**Task instructions:** Please give the entries again in full and exactly, without any picture.
○ ○ ○ ○ ○ ○ ○
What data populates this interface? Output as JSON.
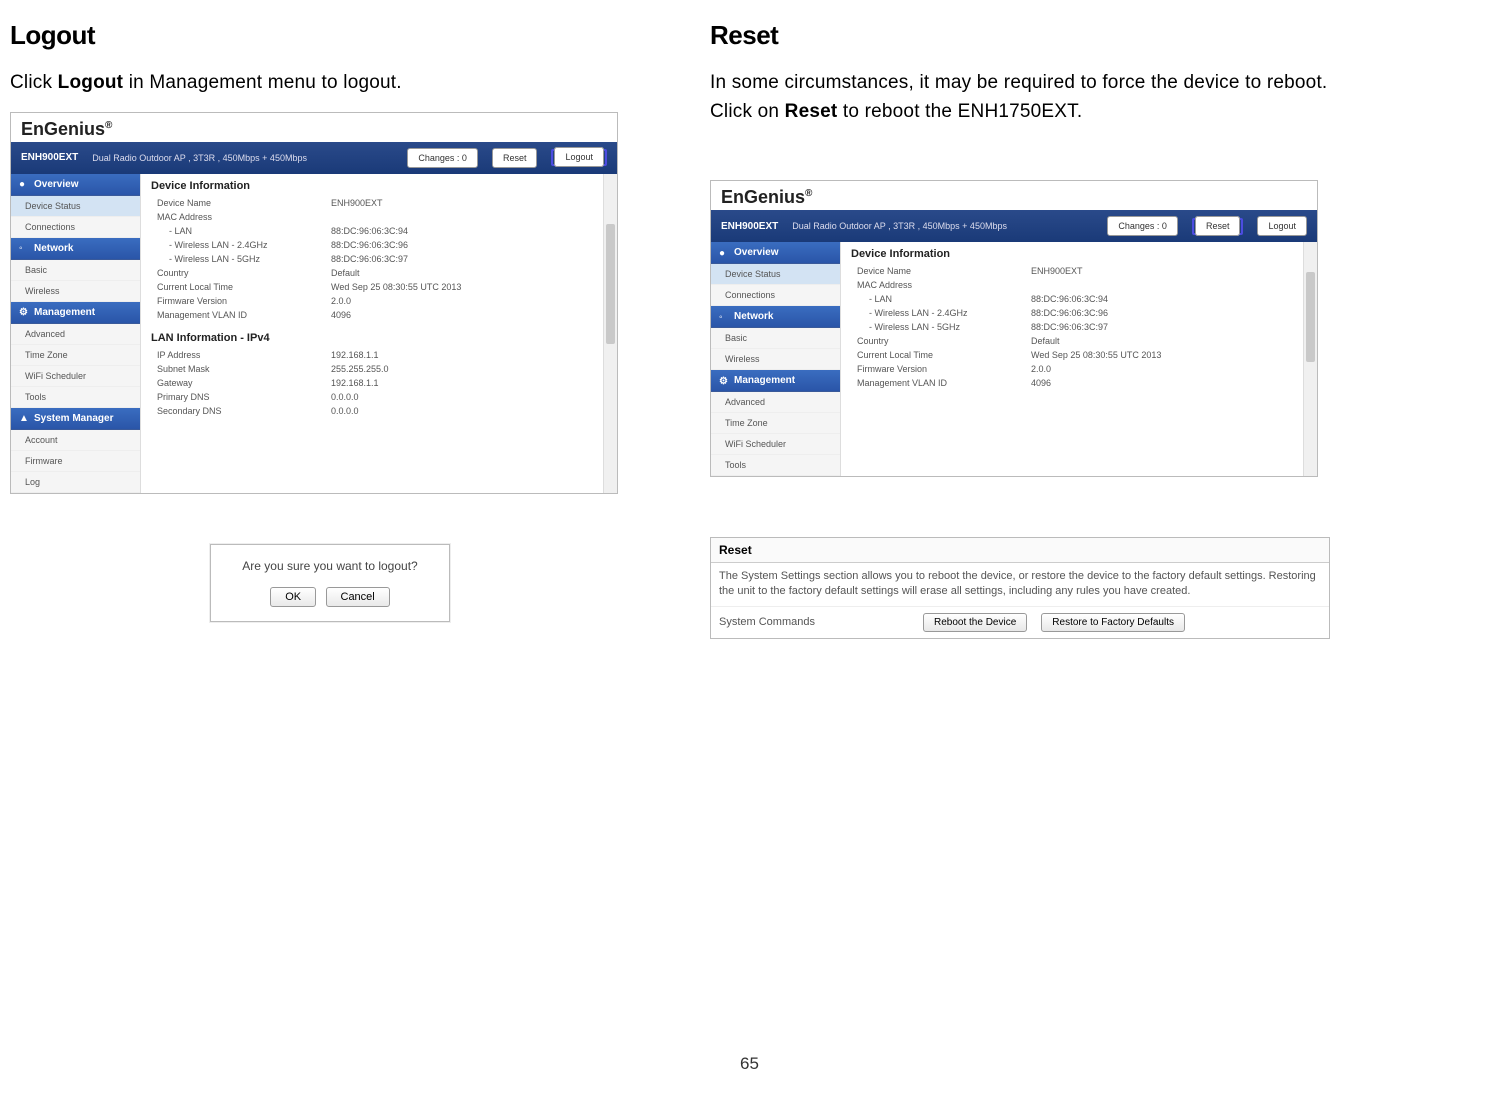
{
  "page_number": "65",
  "left": {
    "heading": "Logout",
    "text_before": "Click ",
    "text_bold": "Logout",
    "text_after": " in Management menu to logout.",
    "dialog": {
      "message": "Are you sure you want to logout?",
      "ok": "OK",
      "cancel": "Cancel"
    }
  },
  "right": {
    "heading": "Reset",
    "text_before": "In some circumstances, it may be required to force the device to reboot. Click on ",
    "text_bold": "Reset",
    "text_after": " to reboot the ENH1750EXT.",
    "reset_panel": {
      "title": "Reset",
      "body": "The System Settings section allows you to reboot the device, or restore the device to the factory default settings. Restoring the unit to the factory default settings will erase all settings, including any rules you have created.",
      "cmd_label": "System Commands",
      "reboot_btn": "Reboot the Device",
      "restore_btn": "Restore to Factory Defaults"
    }
  },
  "router_left": {
    "brand": "EnGenius",
    "brand_suffix": "®",
    "model": "ENH900EXT",
    "desc": "Dual Radio Outdoor AP , 3T3R , 450Mbps + 450Mbps",
    "changes_btn": "Changes : 0",
    "reset_btn": "Reset",
    "logout_btn": "Logout",
    "sidebar": {
      "overview": "Overview",
      "device_status": "Device Status",
      "connections": "Connections",
      "network": "Network",
      "basic": "Basic",
      "wireless": "Wireless",
      "management": "Management",
      "advanced": "Advanced",
      "time_zone": "Time Zone",
      "wifi_scheduler": "WiFi Scheduler",
      "tools": "Tools",
      "system_manager": "System Manager",
      "account": "Account",
      "firmware": "Firmware",
      "log": "Log"
    },
    "section1_title": "Device Information",
    "section2_title": "LAN Information - IPv4",
    "info1": [
      {
        "label": "Device Name",
        "value": "ENH900EXT"
      },
      {
        "label": "MAC Address",
        "value": ""
      },
      {
        "label": "- LAN",
        "value": "88:DC:96:06:3C:94",
        "indent": true
      },
      {
        "label": "- Wireless LAN - 2.4GHz",
        "value": "88:DC:96:06:3C:96",
        "indent": true
      },
      {
        "label": "- Wireless LAN - 5GHz",
        "value": "88:DC:96:06:3C:97",
        "indent": true
      },
      {
        "label": "Country",
        "value": "Default"
      },
      {
        "label": "Current Local Time",
        "value": "Wed Sep 25 08:30:55 UTC 2013"
      },
      {
        "label": "Firmware Version",
        "value": "2.0.0"
      },
      {
        "label": "Management VLAN ID",
        "value": "4096"
      }
    ],
    "info2": [
      {
        "label": "IP Address",
        "value": "192.168.1.1"
      },
      {
        "label": "Subnet Mask",
        "value": "255.255.255.0"
      },
      {
        "label": "Gateway",
        "value": "192.168.1.1"
      },
      {
        "label": "Primary DNS",
        "value": "0.0.0.0"
      },
      {
        "label": "Secondary DNS",
        "value": "0.0.0.0"
      }
    ]
  },
  "router_right": {
    "brand": "EnGenius",
    "brand_suffix": "®",
    "model": "ENH900EXT",
    "desc": "Dual Radio Outdoor AP , 3T3R , 450Mbps + 450Mbps",
    "changes_btn": "Changes : 0",
    "reset_btn": "Reset",
    "logout_btn": "Logout",
    "sidebar": {
      "overview": "Overview",
      "device_status": "Device Status",
      "connections": "Connections",
      "network": "Network",
      "basic": "Basic",
      "wireless": "Wireless",
      "management": "Management",
      "advanced": "Advanced",
      "time_zone": "Time Zone",
      "wifi_scheduler": "WiFi Scheduler",
      "tools": "Tools"
    },
    "section1_title": "Device Information",
    "info1": [
      {
        "label": "Device Name",
        "value": "ENH900EXT"
      },
      {
        "label": "MAC Address",
        "value": ""
      },
      {
        "label": "- LAN",
        "value": "88:DC:96:06:3C:94",
        "indent": true
      },
      {
        "label": "- Wireless LAN - 2.4GHz",
        "value": "88:DC:96:06:3C:96",
        "indent": true
      },
      {
        "label": "- Wireless LAN - 5GHz",
        "value": "88:DC:96:06:3C:97",
        "indent": true
      },
      {
        "label": "Country",
        "value": "Default"
      },
      {
        "label": "Current Local Time",
        "value": "Wed Sep 25 08:30:55 UTC 2013"
      },
      {
        "label": "Firmware Version",
        "value": "2.0.0"
      },
      {
        "label": "Management VLAN ID",
        "value": "4096"
      }
    ]
  }
}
○ ○ ○ ○ ○ ○ ○
**Response for this exercise:**
What data populates this interface? Output as JSON.
{
  "page_number": "65",
  "left": {
    "heading": "Logout",
    "text_before": "Click ",
    "text_bold": "Logout",
    "text_after": " in Management menu to logout.",
    "dialog": {
      "message": "Are you sure you want to logout?",
      "ok": "OK",
      "cancel": "Cancel"
    }
  },
  "right": {
    "heading": "Reset",
    "text_before": "In some circumstances, it may be required to force the device to reboot. Click on ",
    "text_bold": "Reset",
    "text_after": " to reboot the ENH1750EXT.",
    "reset_panel": {
      "title": "Reset",
      "body": "The System Settings section allows you to reboot the device, or restore the device to the factory default settings. Restoring the unit to the factory default settings will erase all settings, including any rules you have created.",
      "cmd_label": "System Commands",
      "reboot_btn": "Reboot the Device",
      "restore_btn": "Restore to Factory Defaults"
    }
  },
  "router_left": {
    "brand": "EnGenius",
    "brand_suffix": "®",
    "model": "ENH900EXT",
    "desc": "Dual Radio Outdoor AP , 3T3R , 450Mbps + 450Mbps",
    "changes_btn": "Changes : 0",
    "reset_btn": "Reset",
    "logout_btn": "Logout",
    "sidebar": {
      "overview": "Overview",
      "device_status": "Device Status",
      "connections": "Connections",
      "network": "Network",
      "basic": "Basic",
      "wireless": "Wireless",
      "management": "Management",
      "advanced": "Advanced",
      "time_zone": "Time Zone",
      "wifi_scheduler": "WiFi Scheduler",
      "tools": "Tools",
      "system_manager": "System Manager",
      "account": "Account",
      "firmware": "Firmware",
      "log": "Log"
    },
    "section1_title": "Device Information",
    "section2_title": "LAN Information - IPv4",
    "info1": [
      {
        "label": "Device Name",
        "value": "ENH900EXT"
      },
      {
        "label": "MAC Address",
        "value": ""
      },
      {
        "label": "- LAN",
        "value": "88:DC:96:06:3C:94",
        "indent": true
      },
      {
        "label": "- Wireless LAN - 2.4GHz",
        "value": "88:DC:96:06:3C:96",
        "indent": true
      },
      {
        "label": "- Wireless LAN - 5GHz",
        "value": "88:DC:96:06:3C:97",
        "indent": true
      },
      {
        "label": "Country",
        "value": "Default"
      },
      {
        "label": "Current Local Time",
        "value": "Wed Sep 25 08:30:55 UTC 2013"
      },
      {
        "label": "Firmware Version",
        "value": "2.0.0"
      },
      {
        "label": "Management VLAN ID",
        "value": "4096"
      }
    ],
    "info2": [
      {
        "label": "IP Address",
        "value": "192.168.1.1"
      },
      {
        "label": "Subnet Mask",
        "value": "255.255.255.0"
      },
      {
        "label": "Gateway",
        "value": "192.168.1.1"
      },
      {
        "label": "Primary DNS",
        "value": "0.0.0.0"
      },
      {
        "label": "Secondary DNS",
        "value": "0.0.0.0"
      }
    ]
  },
  "router_right": {
    "brand": "EnGenius",
    "brand_suffix": "®",
    "model": "ENH900EXT",
    "desc": "Dual Radio Outdoor AP , 3T3R , 450Mbps + 450Mbps",
    "changes_btn": "Changes : 0",
    "reset_btn": "Reset",
    "logout_btn": "Logout",
    "sidebar": {
      "overview": "Overview",
      "device_status": "Device Status",
      "connections": "Connections",
      "network": "Network",
      "basic": "Basic",
      "wireless": "Wireless",
      "management": "Management",
      "advanced": "Advanced",
      "time_zone": "Time Zone",
      "wifi_scheduler": "WiFi Scheduler",
      "tools": "Tools"
    },
    "section1_title": "Device Information",
    "info1": [
      {
        "label": "Device Name",
        "value": "ENH900EXT"
      },
      {
        "label": "MAC Address",
        "value": ""
      },
      {
        "label": "- LAN",
        "value": "88:DC:96:06:3C:94",
        "indent": true
      },
      {
        "label": "- Wireless LAN - 2.4GHz",
        "value": "88:DC:96:06:3C:96",
        "indent": true
      },
      {
        "label": "- Wireless LAN - 5GHz",
        "value": "88:DC:96:06:3C:97",
        "indent": true
      },
      {
        "label": "Country",
        "value": "Default"
      },
      {
        "label": "Current Local Time",
        "value": "Wed Sep 25 08:30:55 UTC 2013"
      },
      {
        "label": "Firmware Version",
        "value": "2.0.0"
      },
      {
        "label": "Management VLAN ID",
        "value": "4096"
      }
    ]
  }
}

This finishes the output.